[WHAT TO DO]: Reproduce these lines of the records word for word, starting at the line that contains "result-ball: 8 (254, 36, 274, 56)" and stopping after the line that contains "digit-ball[interactable]: 0 (122, 151, 141, 170)".

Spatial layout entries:
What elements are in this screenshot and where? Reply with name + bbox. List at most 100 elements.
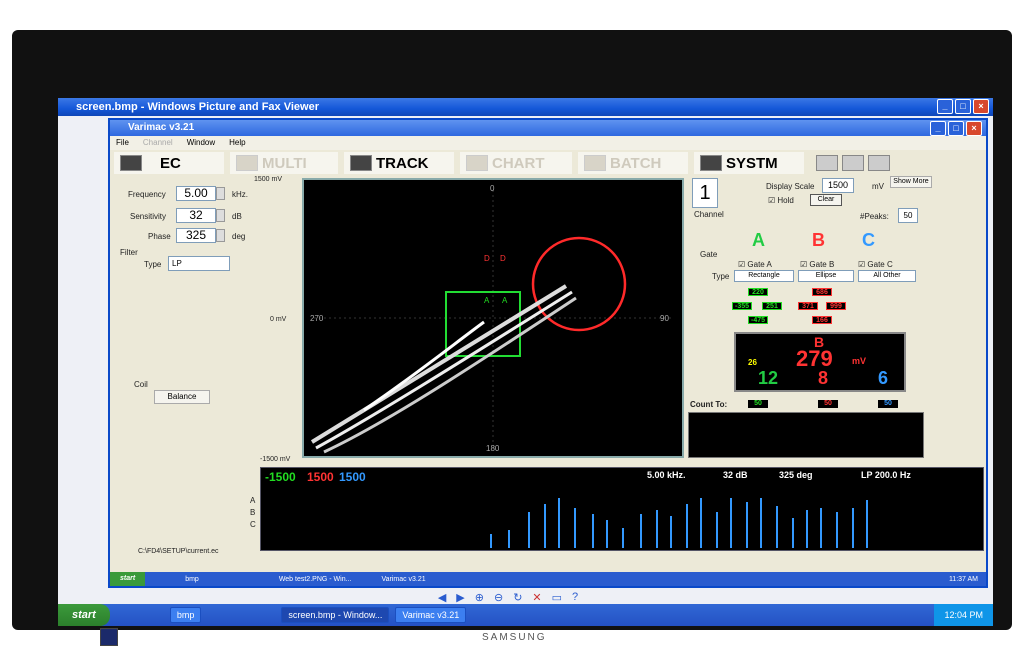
phase-input[interactable]: 325 [176,228,225,243]
phase-value: 325 [185,228,207,242]
help-icon[interactable]: ? [572,591,578,603]
readout-small-value: 26 [748,358,757,367]
screen: screen.bmp - Windows Picture and Fax Vie… [58,98,993,626]
gate-a-value-1: 220 [748,288,768,296]
maximize-button[interactable]: □ [955,99,971,114]
zoom-out-icon[interactable]: ⊖ [494,591,503,604]
camera-icon[interactable] [842,155,864,171]
readout-unit: mV [852,356,867,366]
menu-file[interactable]: File [116,136,129,150]
gate-c-type-value: All Other [873,272,901,279]
inner-task-varimac[interactable]: Varimac v3.21 [381,576,425,583]
gate-b-label: Gate B [809,260,835,269]
menu-channel[interactable]: Channel [143,136,173,150]
mode-chart[interactable]: CHART [460,152,572,174]
gate-b-checkbox[interactable]: ☑ Gate B [800,260,834,269]
gate-c-type-select[interactable]: All Other [858,270,916,282]
frequency-input[interactable]: 5.00 [176,186,225,201]
ec-icon [120,155,142,171]
scope-label-180: 180 [486,444,500,453]
peaks-input[interactable]: 50 [898,208,918,223]
peaks-value: 50 [903,211,913,220]
task-bmp[interactable]: bmp [169,607,202,623]
inner-task-web[interactable]: Web test2.PNG - Win... [279,576,352,583]
gate-a-checkbox[interactable]: ☑ Gate A [738,260,772,269]
gate-b-value-2: 371 [798,302,818,310]
inner-taskbar: start bmp Web test2.PNG - Win... Varimac… [110,572,986,586]
count-to-a[interactable]: 50 [748,400,768,408]
gate-a-type-value: Rectangle [748,272,780,279]
mode-multi-label: MULTI [262,154,307,172]
close-button[interactable]: × [973,99,989,114]
mode-chart-label: CHART [492,154,545,172]
mode-ec[interactable]: EC [114,152,224,174]
outer-titlebar: screen.bmp - Windows Picture and Fax Vie… [58,98,993,116]
gate-a-type-select[interactable]: Rectangle [734,270,794,282]
mode-multi[interactable]: MULTI [230,152,338,174]
delete-icon[interactable]: ✕ [532,591,541,604]
phase-spinner[interactable] [216,229,225,242]
system-clock: 12:04 PM [934,604,993,626]
gate-a-value-2: -355 [732,302,752,310]
show-more-button[interactable]: Show More [890,176,932,188]
outer-title: screen.bmp - Windows Picture and Fax Vie… [76,101,319,113]
count-to-c[interactable]: 50 [878,400,898,408]
power-button[interactable] [100,628,118,646]
sensitivity-input[interactable]: 32 [176,208,225,223]
marker-d-label-2: D [500,254,506,263]
sensitivity-label: Sensitivity [130,212,167,221]
minimize-button[interactable]: _ [937,99,953,114]
menu-help[interactable]: Help [229,136,245,150]
frequency-spinner[interactable] [216,187,225,200]
next-image-icon[interactable]: ▶ [456,591,464,604]
sensitivity-spinner[interactable] [216,209,225,222]
filter-type-value: LP [172,259,182,268]
phase-label: Phase [148,232,171,241]
channel-select[interactable]: 1 [692,178,718,208]
batch-icon [584,155,606,171]
app-close-button[interactable]: × [966,121,982,136]
menubar: File Channel Window Help [110,136,986,150]
printer-icon[interactable] [816,155,838,171]
clear-button[interactable]: Clear [810,194,842,206]
chart-icon [466,155,488,171]
mode-batch[interactable]: BATCH [578,152,688,174]
scope-label-90: 90 [660,314,669,323]
mode-track-label: TRACK [376,154,429,172]
app-maximize-button[interactable]: □ [948,121,964,136]
impedance-plane-scope[interactable]: 0 90 180 270 A A D D [302,178,684,458]
mode-track[interactable]: TRACK [344,152,454,174]
print-icon[interactable]: ▭ [552,591,562,604]
inner-start-button[interactable]: start [110,572,146,586]
gate-b-value-1: 686 [812,288,832,296]
task-varimac[interactable]: Varimac v3.21 [395,607,467,623]
balance-button[interactable]: Balance [154,390,210,404]
gate-b-letter: B [812,230,825,250]
mode-systm[interactable]: SYSTM [694,152,804,174]
tools-icon[interactable] [868,155,890,171]
gate-c-checkbox[interactable]: ☑ Gate C [858,260,893,269]
display-scale-value: 1500 [827,180,849,190]
app-title: Varimac v3.21 [128,122,195,133]
mode-systm-label: SYSTM [726,154,778,172]
app-minimize-button[interactable]: _ [930,121,946,136]
zoom-in-icon[interactable]: ⊕ [475,591,484,604]
channel-label: Channel [694,210,724,219]
rotate-icon[interactable]: ↻ [513,591,522,604]
count-to-b[interactable]: 50 [818,400,838,408]
gate-b-type-select[interactable]: Ellipse [798,270,854,282]
display-scale-input[interactable]: 1500 [822,178,854,193]
menu-window[interactable]: Window [187,136,215,150]
start-button[interactable]: start [58,604,110,626]
previous-image-icon[interactable]: ◀ [438,591,446,604]
track-icon [350,155,372,171]
count-c: 6 [878,368,889,388]
inner-task-bmp[interactable]: bmp [185,576,199,583]
mode-ec-label: EC [160,154,181,172]
hold-checkbox[interactable]: ☑ Hold [768,196,794,205]
peaks-label: #Peaks: [860,212,889,221]
scope-plot [310,190,672,454]
scope-label-270: 270 [310,314,324,323]
task-screen-bmp[interactable]: screen.bmp - Window... [281,607,390,623]
filter-type-select[interactable]: LP [168,256,230,271]
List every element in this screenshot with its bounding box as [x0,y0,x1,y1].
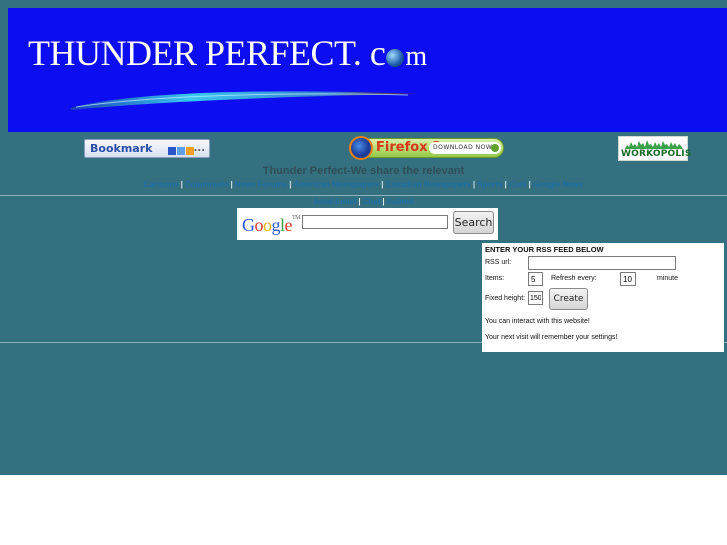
rss-url-label: RSS url: [485,259,512,266]
rss-heading: ENTER YOUR RSS FEED BELOW [485,245,604,254]
rss-items-input[interactable] [528,272,543,286]
rss-refresh-label: Refresh every: [551,275,597,282]
nav-link-cool[interactable]: Cool [509,180,527,189]
firefox-icon [349,136,373,160]
workopolis-label: WORKOPOLIS [621,149,692,159]
swoosh-graphic [70,91,418,110]
nav-link-chat[interactable]: Chat [363,197,381,206]
tagline: Thunder Perfect-We share the relevant [262,165,465,177]
nav-link-submit[interactable]: Submit [387,197,414,206]
nav-link-cartoons[interactable]: Cartoons [144,180,179,189]
rss-feed-widget: ENTER YOUR RSS FEED BELOW RSS url: Items… [482,243,724,352]
rss-items-label: Items: [485,275,505,282]
rss-height-input[interactable] [528,291,543,305]
firefox-download-banner[interactable]: Firefox 3 DOWNLOAD NOW [349,136,504,160]
nav-link-columnists[interactable]: Columnists [185,180,229,189]
site-banner: THUNDER PERFECT. c m [8,8,727,132]
rss-minute-label: minute [657,275,679,282]
site-title-text: THUNDER PERFECT. c [28,33,386,73]
bookmark-more: ... [193,143,205,154]
bookmark-label: Bookmark [90,142,153,155]
workopolis-logo[interactable]: WORKOPOLIS [618,136,692,161]
search-button[interactable]: Search [453,211,494,234]
nav-secondary: Send Email | Chat | Submit [0,197,727,206]
create-button[interactable]: Create [549,288,588,310]
nav-primary: Cartoons | Columnists | News Forums | American… [0,180,727,189]
page-background: THUNDER PERFECT. c m Bookmark ... Firefox… [0,0,727,475]
nav-link-send-email[interactable]: Send Email [313,197,356,206]
search-input[interactable] [302,215,448,229]
nav-link-google-news[interactable]: Google News [533,180,584,189]
rss-refresh-input[interactable] [620,272,636,286]
rss-url-input[interactable] [528,256,676,270]
rss-note-remember: Your next visit will remember your setti… [485,334,618,341]
divider-top [0,195,727,196]
rss-note-interact: You can interact with this website! [485,318,590,325]
download-arrow-icon [491,144,499,152]
google-tm: TM [292,215,301,221]
city-skyline-icon [625,140,683,149]
rss-height-label: Fixed height: [485,295,526,302]
google-logo: GoogleTM [242,215,301,235]
google-search-box: GoogleTM Search [237,208,498,240]
nav-link-canadian-newspapers[interactable]: Canadian Newspapers [386,180,471,189]
social-icons [168,143,195,160]
site-title-suffix: m [405,41,427,72]
download-now-badge: DOWNLOAD NOW [429,142,501,154]
bookmark-button[interactable]: Bookmark ... [84,139,210,158]
delicious-icon [168,147,176,155]
globe-icon [386,49,405,67]
nav-link-american-newspapers[interactable]: American Newspapers [293,180,379,189]
site-title[interactable]: THUNDER PERFECT. c m [28,32,427,74]
nav-link-sports[interactable]: Sports [477,180,502,189]
digg-icon [177,147,185,155]
nav-link-news-forums[interactable]: News Forums [235,180,287,189]
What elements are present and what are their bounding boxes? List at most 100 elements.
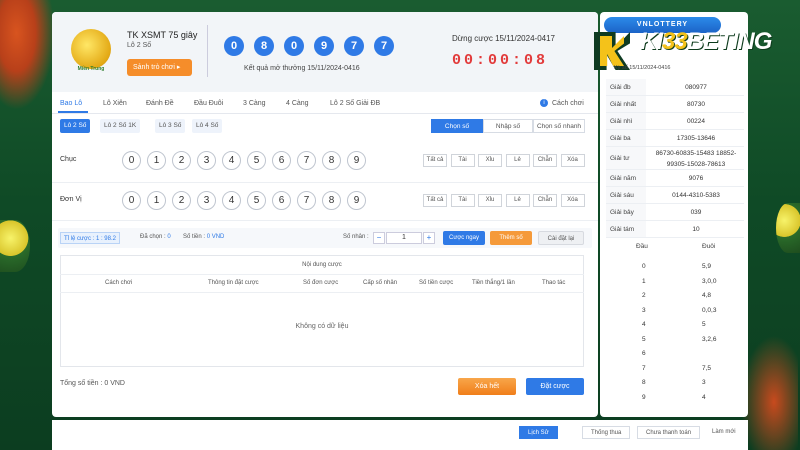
result-ball: 8 (254, 36, 274, 56)
result-ball: 7 (344, 36, 364, 56)
digit-ball[interactable]: 0 (122, 191, 141, 210)
digit-ball[interactable]: 9 (347, 191, 366, 210)
brand-wordmark: KI33BETING (640, 28, 772, 56)
subtab-lo-4-so[interactable]: Lô 4 Số (192, 119, 223, 133)
digit-ball[interactable]: 9 (347, 151, 366, 170)
place-bet-button[interactable]: Đặt cược (526, 378, 584, 395)
quick-select-button[interactable]: Xỉu (478, 194, 502, 207)
digit-ball[interactable]: 6 (272, 151, 291, 170)
tab-3-cang[interactable]: 3 Càng (243, 100, 266, 107)
mode-nhap-so[interactable]: Nhập số (483, 119, 533, 133)
refresh-button[interactable]: Làm mới (704, 426, 744, 439)
digit-ball[interactable]: 3 (197, 191, 216, 210)
tab-lost[interactable]: Thống thua (582, 426, 631, 439)
result-prize-value: 80730 (686, 101, 706, 108)
tab-4-cang[interactable]: 4 Càng (286, 100, 309, 107)
digit-ball[interactable]: 3 (197, 151, 216, 170)
digit-ball[interactable]: 6 (272, 191, 291, 210)
quick-select-button[interactable]: Tài (450, 194, 475, 207)
quick-bet-button[interactable]: Cược ngay (443, 231, 485, 245)
quick-select-button[interactable]: Chẵn (533, 194, 557, 207)
result-row: Giải tám 10 (606, 221, 744, 238)
duoi-value: 4 (702, 393, 706, 401)
digit-ball[interactable]: 0 (122, 151, 141, 170)
quick-select-button[interactable]: Tất cả (423, 194, 447, 207)
add-number-button[interactable]: Thêm số (490, 231, 532, 245)
result-ball: 0 (224, 36, 244, 56)
rules-link[interactable]: Cách chơi (552, 100, 584, 107)
result-row: Giải năm 9076 (606, 170, 744, 187)
tab-lo-2-so-giai-db[interactable]: Lô 2 Số Giải ĐB (330, 100, 380, 107)
dau-duoi-row: 7 7,5 (606, 363, 744, 377)
game-logo (71, 29, 111, 69)
active-tab-indicator (58, 111, 88, 113)
digit-ball[interactable]: 7 (297, 191, 316, 210)
quick-select-button[interactable]: Lẻ (505, 194, 530, 207)
tab-lo-xien[interactable]: Lô Xiên (103, 100, 127, 107)
reset-button[interactable]: Cài đặt lại (538, 231, 584, 245)
result-prize-label: Giải đb (606, 79, 646, 95)
duoi-header: Đuôi (702, 243, 716, 250)
digit-ball[interactable]: 4 (222, 191, 241, 210)
subtab-lo-2-so-1k[interactable]: Lô 2 Số 1K (100, 119, 141, 133)
table-header: Thao tác (542, 280, 566, 286)
digit-ball[interactable]: 2 (172, 151, 191, 170)
duoi-value: 5 (702, 321, 706, 328)
results-period: Kỳ số 15/11/2024-0416 (614, 65, 671, 71)
result-prize-value: 080977 (685, 84, 707, 91)
selected-value: 0 (167, 234, 171, 240)
tab-bao-lo[interactable]: Bao Lô (60, 100, 82, 107)
dau-value: 2 (642, 292, 646, 299)
digit-ball[interactable]: 2 (172, 191, 191, 210)
tab-unpaid[interactable]: Chưa thanh toán (637, 426, 701, 439)
result-prize-label: Giải tư (606, 147, 646, 169)
digit-ball[interactable]: 7 (297, 151, 316, 170)
row-divider (52, 220, 598, 221)
mode-chon-so-nhanh[interactable]: Chọn số nhanh (533, 119, 585, 133)
digit-ball[interactable]: 4 (222, 151, 241, 170)
quick-select-button[interactable]: Xỉu (478, 154, 502, 167)
dau-duoi-row: 3 0,0,3 (606, 305, 744, 319)
subtab-lo-3-so[interactable]: Lô 3 Số (155, 119, 186, 133)
multiplier-increment[interactable]: + (423, 232, 435, 244)
result-prize-value: 039 (690, 209, 702, 216)
digit-ball[interactable]: 8 (322, 191, 341, 210)
digit-ball[interactable]: 1 (147, 191, 166, 210)
info-icon: i (540, 99, 548, 107)
digit-ball[interactable]: 5 (247, 151, 266, 170)
tab-danh-de[interactable]: Đánh Đề (146, 100, 174, 107)
quick-select-button[interactable]: Chẵn (533, 154, 557, 167)
result-prize-value: 86730-60835-15483 18852-99305-15028-7861… (655, 150, 737, 168)
result-prize-label: Giải năm (606, 170, 646, 186)
amount-summary: Số tiền : 0 VND (183, 234, 224, 240)
digit-ball[interactable]: 1 (147, 151, 166, 170)
duoi-value: 3,0,0 (702, 277, 717, 285)
quick-select-button[interactable]: Tất cả (423, 154, 447, 167)
subtab-lo-2-so[interactable]: Lô 2 Số (60, 119, 91, 133)
quick-select-button[interactable]: Xóa (560, 154, 585, 167)
duoi-value: 0,0,3 (702, 306, 717, 314)
dau-duoi-row: 94 (606, 392, 744, 406)
dau-value: 4 (642, 321, 646, 328)
quick-select-button[interactable]: Xóa (560, 194, 585, 207)
total-value: 0 VND (104, 380, 125, 387)
selected-label: Đã chọn : (140, 234, 166, 240)
result-row: Giải sáu 0144-4310-5383 (606, 187, 744, 204)
quick-select-button[interactable]: Lẻ (505, 154, 530, 167)
mode-chon-so[interactable]: Chọn số (431, 119, 483, 133)
dau-duoi-row: 5 3,2,6 (606, 334, 744, 348)
result-prize-label: Giải tám (606, 221, 646, 237)
quick-select-button[interactable]: Tài (450, 154, 475, 167)
table-header: Số tiền cược (419, 280, 454, 286)
tab-dau-duoi[interactable]: Đầu Đuôi (194, 100, 223, 107)
digit-ball[interactable]: 5 (247, 191, 266, 210)
lobby-button[interactable]: Sảnh trò chơi ▸ (127, 59, 192, 76)
tab-history[interactable]: Lịch Sử (519, 426, 558, 439)
dau-duoi-row: 1 3,0,0 (606, 276, 744, 290)
multiplier-input[interactable]: 1 (386, 232, 422, 244)
clear-all-button[interactable]: Xóa hết (458, 378, 516, 395)
multiplier-decrement[interactable]: − (373, 232, 385, 244)
duoi-value: 4,8 (702, 292, 712, 299)
digit-ball[interactable]: 8 (322, 151, 341, 170)
duoi-value: 5,9 (702, 263, 712, 270)
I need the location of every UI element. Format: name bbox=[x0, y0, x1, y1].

[WRITTEN SOLUTION]:
result-ball: 8 (254, 36, 274, 56)
result-ball: 7 (344, 36, 364, 56)
digit-ball[interactable]: 0 (122, 191, 141, 210)
digit-ball[interactable]: 9 (347, 191, 366, 210)
brand-wordmark: KI33BETING (640, 28, 772, 56)
subtab-lo-4-so[interactable]: Lô 4 Số (192, 119, 223, 133)
digit-ball[interactable]: 9 (347, 151, 366, 170)
place-bet-button[interactable]: Đặt cược (526, 378, 584, 395)
quick-select-button[interactable]: Xỉu (478, 194, 502, 207)
digit-ball[interactable]: 6 (272, 151, 291, 170)
tab-3-cang[interactable]: 3 Càng (243, 100, 266, 107)
mode-nhap-so[interactable]: Nhập số (483, 119, 533, 133)
refresh-button[interactable]: Làm mới (704, 426, 744, 439)
digit-ball[interactable]: 3 (197, 191, 216, 210)
tab-lost[interactable]: Thống thua (582, 426, 631, 439)
result-prize-value: 80730 (686, 101, 706, 108)
tab-4-cang[interactable]: 4 Càng (286, 100, 309, 107)
digit-ball[interactable]: 3 (197, 151, 216, 170)
digit-ball[interactable]: 6 (272, 191, 291, 210)
quick-select-button[interactable]: Tài (450, 194, 475, 207)
quick-bet-button[interactable]: Cược ngay (443, 231, 485, 245)
quick-select-button[interactable]: Chẵn (533, 194, 557, 207)
result-row: Giải tám 10 (606, 221, 744, 238)
duoi-value: 4 (702, 393, 706, 401)
digit-ball[interactable]: 0 (122, 151, 141, 170)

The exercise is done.